Tasks to complete ▸
1 > Copy the passage of the career history word for word, starting at "I did a career" and ending at "I didn’t know.".
2 > List every position the career history names as a role the writer held at Oak Ridge National Laboratory.

Document section ▸
--- START ---

A few years after I graduated, I ended up leaving UTCTR for an opportunity with The Shaw Group. Almost immediately I was shifting gears from transportation to environmental site assessment. A critical need at that time was for geospatial support – particularly custom application development and database management – for remedial investigation/feasibility studies (RI/FS) and remedial design/remedial action (RD/RA) activities. I still have the Environmental Geology textbook a colleague at Shaw gave to me when it was clear I could use a little help contextualizing the groundwater modeling we were doing. I was the GIS Group’s technical lead for this work and ultimately ended up leading a team to design and develop a decision support system to facilitate the mission of the Defense Logistics Agency (DLA) Defense Energy Support Center’s (DESC) Sustainment, Restoration, and Modernization (SRM) program.
I did a career pivot again in 2007 when I accepted a position at Oak Ridge National Laboratory (ORNL) in what used to be the Geographic Information Science & Technology Group. Since then, the group and my role has evolved; I’ve gone from Research Associate to Team Lead to Group Leader, and finally to my current role as a Senior Scientist in the Geospatial Science & Human Security Division. From my first day at ORNL, I’ve been involved in the LandScan project, developing highly resolved global population estimates. As part of the LandScan project team, I was fortunate to work with Eddie Bright who is also a UTK Geography alum. Eddie was an incredible (tor)mentor who taught me countless things that I didn’t know I didn’t know.

--- END ---

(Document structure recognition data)
--- START ---

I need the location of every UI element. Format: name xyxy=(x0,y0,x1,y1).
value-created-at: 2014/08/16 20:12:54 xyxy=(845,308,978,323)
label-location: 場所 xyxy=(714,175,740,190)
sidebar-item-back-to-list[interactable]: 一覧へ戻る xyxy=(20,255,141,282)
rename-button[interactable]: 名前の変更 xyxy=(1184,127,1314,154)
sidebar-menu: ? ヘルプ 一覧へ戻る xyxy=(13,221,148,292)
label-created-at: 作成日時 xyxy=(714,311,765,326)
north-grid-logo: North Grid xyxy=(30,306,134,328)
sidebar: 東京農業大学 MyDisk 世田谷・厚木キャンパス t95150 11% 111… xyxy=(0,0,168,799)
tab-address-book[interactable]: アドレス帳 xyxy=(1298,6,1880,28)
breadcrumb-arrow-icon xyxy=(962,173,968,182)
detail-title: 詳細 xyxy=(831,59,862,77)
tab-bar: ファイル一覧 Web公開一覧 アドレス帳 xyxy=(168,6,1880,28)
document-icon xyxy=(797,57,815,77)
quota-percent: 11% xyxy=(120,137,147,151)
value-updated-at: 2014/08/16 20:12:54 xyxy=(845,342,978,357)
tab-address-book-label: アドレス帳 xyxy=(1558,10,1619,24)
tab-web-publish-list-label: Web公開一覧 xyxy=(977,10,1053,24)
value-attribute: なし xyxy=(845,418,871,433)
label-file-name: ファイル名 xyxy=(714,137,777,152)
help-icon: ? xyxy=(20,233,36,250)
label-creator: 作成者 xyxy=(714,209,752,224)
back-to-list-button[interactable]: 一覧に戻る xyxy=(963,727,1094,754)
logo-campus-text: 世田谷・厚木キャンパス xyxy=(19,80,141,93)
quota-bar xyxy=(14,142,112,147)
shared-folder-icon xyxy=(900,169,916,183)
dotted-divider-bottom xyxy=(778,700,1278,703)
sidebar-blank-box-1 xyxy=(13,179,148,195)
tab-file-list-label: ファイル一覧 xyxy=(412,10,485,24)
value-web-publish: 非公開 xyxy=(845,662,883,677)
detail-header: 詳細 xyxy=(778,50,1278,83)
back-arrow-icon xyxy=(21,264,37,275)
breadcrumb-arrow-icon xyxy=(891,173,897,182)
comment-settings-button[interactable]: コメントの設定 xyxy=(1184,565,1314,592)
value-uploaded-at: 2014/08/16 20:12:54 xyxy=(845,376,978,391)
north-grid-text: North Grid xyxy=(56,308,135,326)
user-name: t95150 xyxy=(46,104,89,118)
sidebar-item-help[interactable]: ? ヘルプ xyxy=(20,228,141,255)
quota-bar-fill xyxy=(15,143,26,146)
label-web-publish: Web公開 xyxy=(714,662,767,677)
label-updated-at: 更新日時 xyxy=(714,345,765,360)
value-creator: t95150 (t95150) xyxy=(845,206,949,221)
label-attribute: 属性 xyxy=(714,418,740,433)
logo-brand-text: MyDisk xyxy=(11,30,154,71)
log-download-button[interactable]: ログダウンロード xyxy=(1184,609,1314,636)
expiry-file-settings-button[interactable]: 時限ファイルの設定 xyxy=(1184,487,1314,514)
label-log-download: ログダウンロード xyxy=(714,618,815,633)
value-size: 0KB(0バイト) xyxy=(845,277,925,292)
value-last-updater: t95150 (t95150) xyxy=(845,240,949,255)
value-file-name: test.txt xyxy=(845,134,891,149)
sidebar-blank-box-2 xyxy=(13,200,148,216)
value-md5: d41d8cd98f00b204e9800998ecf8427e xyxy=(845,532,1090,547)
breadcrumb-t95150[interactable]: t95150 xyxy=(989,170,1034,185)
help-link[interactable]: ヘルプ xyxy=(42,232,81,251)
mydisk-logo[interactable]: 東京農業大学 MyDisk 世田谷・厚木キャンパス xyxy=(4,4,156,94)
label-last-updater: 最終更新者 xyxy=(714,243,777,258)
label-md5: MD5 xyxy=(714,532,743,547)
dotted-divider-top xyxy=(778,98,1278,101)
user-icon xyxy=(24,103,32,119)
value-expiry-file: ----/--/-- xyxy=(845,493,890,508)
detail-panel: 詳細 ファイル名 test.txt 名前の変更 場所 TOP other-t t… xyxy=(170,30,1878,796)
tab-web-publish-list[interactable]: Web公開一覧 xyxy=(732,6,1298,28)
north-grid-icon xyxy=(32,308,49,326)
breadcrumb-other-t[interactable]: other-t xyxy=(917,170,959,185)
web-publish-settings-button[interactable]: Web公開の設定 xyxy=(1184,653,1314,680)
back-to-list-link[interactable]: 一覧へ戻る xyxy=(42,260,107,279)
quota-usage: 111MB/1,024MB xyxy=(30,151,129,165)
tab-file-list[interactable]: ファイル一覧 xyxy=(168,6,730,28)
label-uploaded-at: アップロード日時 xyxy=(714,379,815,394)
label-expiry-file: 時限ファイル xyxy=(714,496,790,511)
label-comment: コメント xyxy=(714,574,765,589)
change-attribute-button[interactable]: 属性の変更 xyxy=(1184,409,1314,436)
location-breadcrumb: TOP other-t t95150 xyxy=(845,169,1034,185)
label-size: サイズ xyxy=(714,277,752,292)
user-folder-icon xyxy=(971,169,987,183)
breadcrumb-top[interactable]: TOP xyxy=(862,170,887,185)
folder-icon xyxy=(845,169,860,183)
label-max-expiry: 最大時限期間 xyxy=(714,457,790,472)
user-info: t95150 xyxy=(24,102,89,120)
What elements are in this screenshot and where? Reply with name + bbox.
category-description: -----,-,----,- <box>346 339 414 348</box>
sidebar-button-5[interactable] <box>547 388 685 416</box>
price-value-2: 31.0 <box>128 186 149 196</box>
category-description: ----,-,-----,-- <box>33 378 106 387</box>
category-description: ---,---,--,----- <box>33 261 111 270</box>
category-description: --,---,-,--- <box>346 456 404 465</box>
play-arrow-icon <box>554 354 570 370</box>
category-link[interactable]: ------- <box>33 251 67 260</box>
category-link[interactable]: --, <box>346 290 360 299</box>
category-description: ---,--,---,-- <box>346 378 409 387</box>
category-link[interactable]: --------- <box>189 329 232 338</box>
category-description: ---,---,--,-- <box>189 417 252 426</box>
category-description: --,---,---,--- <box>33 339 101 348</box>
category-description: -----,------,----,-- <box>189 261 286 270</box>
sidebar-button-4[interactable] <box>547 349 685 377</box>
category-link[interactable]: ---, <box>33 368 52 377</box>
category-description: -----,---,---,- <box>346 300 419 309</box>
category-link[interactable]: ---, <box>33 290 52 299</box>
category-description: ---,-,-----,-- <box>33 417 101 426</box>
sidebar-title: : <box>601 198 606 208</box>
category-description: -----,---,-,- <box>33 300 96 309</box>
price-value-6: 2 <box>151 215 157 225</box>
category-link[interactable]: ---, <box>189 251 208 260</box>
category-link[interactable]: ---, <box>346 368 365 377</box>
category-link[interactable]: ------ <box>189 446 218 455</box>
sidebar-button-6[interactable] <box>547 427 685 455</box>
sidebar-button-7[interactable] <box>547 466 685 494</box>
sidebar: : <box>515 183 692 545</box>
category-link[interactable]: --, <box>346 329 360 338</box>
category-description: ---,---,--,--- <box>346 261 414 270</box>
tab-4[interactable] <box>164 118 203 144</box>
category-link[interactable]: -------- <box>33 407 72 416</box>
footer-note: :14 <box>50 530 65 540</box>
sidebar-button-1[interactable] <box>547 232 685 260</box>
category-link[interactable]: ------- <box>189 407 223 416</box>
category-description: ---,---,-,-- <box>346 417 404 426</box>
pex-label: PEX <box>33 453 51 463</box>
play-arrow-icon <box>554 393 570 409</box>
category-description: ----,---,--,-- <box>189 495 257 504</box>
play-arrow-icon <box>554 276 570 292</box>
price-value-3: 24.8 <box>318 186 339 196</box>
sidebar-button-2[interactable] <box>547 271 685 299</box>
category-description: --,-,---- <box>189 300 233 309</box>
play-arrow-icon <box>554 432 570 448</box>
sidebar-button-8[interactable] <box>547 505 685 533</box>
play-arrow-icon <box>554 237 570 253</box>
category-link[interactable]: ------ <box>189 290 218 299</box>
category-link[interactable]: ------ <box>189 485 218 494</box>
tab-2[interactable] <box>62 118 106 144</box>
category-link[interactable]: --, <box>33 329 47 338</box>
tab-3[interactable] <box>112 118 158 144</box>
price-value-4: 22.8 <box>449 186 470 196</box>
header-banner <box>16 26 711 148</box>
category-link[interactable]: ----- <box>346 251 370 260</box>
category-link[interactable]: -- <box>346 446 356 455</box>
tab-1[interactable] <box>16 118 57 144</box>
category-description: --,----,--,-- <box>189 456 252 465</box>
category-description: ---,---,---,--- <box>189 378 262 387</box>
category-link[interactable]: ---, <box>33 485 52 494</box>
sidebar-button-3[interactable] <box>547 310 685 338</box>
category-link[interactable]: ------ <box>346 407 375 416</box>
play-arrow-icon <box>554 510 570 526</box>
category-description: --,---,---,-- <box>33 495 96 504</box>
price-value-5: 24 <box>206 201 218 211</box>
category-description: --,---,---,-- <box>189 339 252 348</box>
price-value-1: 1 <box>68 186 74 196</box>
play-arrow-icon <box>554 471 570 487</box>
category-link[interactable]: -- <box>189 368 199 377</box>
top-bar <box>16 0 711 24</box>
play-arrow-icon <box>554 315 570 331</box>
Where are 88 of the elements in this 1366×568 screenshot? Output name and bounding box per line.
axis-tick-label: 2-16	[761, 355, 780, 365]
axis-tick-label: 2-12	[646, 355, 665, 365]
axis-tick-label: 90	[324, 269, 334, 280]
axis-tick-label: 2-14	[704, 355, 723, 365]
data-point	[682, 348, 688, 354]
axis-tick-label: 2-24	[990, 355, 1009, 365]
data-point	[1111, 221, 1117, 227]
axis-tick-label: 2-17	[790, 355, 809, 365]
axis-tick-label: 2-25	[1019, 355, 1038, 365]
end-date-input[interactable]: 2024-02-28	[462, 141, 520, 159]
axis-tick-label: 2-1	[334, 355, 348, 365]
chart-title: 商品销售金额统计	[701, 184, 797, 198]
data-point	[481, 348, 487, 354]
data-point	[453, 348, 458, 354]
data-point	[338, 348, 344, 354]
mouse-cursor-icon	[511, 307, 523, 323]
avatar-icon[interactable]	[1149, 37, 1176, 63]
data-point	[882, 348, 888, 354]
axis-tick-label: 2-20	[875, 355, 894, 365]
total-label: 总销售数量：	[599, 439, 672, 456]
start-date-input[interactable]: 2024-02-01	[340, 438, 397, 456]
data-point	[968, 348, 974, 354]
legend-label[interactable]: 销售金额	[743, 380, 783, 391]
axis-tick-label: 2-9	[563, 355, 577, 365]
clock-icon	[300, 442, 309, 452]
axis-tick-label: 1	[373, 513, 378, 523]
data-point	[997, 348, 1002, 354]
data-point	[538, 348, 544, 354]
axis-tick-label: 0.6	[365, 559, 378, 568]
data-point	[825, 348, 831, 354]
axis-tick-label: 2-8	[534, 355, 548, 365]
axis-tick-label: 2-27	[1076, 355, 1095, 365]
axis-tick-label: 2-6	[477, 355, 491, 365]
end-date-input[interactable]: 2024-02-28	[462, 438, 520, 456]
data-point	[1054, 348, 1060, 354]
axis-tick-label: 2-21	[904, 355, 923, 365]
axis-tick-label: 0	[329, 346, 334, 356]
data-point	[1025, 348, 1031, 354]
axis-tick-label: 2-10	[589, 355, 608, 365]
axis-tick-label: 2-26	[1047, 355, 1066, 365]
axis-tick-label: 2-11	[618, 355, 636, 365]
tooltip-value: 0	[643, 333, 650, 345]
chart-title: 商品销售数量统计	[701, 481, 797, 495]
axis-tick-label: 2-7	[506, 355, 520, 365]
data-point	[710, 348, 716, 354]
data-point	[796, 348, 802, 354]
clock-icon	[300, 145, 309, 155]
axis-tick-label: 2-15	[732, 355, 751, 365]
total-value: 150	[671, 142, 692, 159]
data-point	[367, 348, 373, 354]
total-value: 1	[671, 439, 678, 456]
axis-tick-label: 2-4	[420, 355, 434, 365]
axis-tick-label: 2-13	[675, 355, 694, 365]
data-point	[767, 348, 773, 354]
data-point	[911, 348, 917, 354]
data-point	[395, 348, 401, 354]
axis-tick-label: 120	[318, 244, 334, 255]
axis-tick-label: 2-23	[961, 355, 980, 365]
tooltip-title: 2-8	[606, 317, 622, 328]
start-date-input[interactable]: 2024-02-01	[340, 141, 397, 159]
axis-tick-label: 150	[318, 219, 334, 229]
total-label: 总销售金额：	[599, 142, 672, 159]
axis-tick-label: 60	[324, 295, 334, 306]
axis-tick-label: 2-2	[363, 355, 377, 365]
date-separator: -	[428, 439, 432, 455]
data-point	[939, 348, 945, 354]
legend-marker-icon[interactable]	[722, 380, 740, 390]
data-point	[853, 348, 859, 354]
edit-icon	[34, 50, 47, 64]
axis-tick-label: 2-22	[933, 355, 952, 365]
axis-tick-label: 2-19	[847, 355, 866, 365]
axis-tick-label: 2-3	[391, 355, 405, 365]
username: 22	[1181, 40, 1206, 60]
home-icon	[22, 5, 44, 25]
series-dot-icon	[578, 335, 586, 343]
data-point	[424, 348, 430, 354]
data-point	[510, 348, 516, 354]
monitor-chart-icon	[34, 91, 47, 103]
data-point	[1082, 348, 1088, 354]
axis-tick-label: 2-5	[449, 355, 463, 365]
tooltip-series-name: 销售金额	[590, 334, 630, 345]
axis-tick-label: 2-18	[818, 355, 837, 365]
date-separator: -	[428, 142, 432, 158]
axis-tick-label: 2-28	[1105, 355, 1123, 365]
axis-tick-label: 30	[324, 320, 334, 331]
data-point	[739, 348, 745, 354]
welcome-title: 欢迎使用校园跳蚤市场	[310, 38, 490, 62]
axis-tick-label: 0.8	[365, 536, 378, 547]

--- END ---

Set of answers ▸
1 >
I did a career pivot again in 2007 when I accepted a position at Oak Ridge National Laboratory (ORNL) in what used to be the Geographic Information Science & Technology Group. Since then, the group and my role has evolved; I’ve gone from Research Associate to Team Lead to Group Leader, and finally to my current role as a Senior Scientist in the Geospatial Science & Human Security Division. From my first day at ORNL, I’ve been involved in the LandScan project, developing highly resolved global population estimates. As part of the LandScan project team, I was fortunate to work with Eddie Bright who is also a UTK Geography alum. Eddie was an incredible (tor)mentor who taught me countless things that I didn’t know I didn’t know.

2 >
Research Associate
Team Lead
Group Leader
Senior Scientist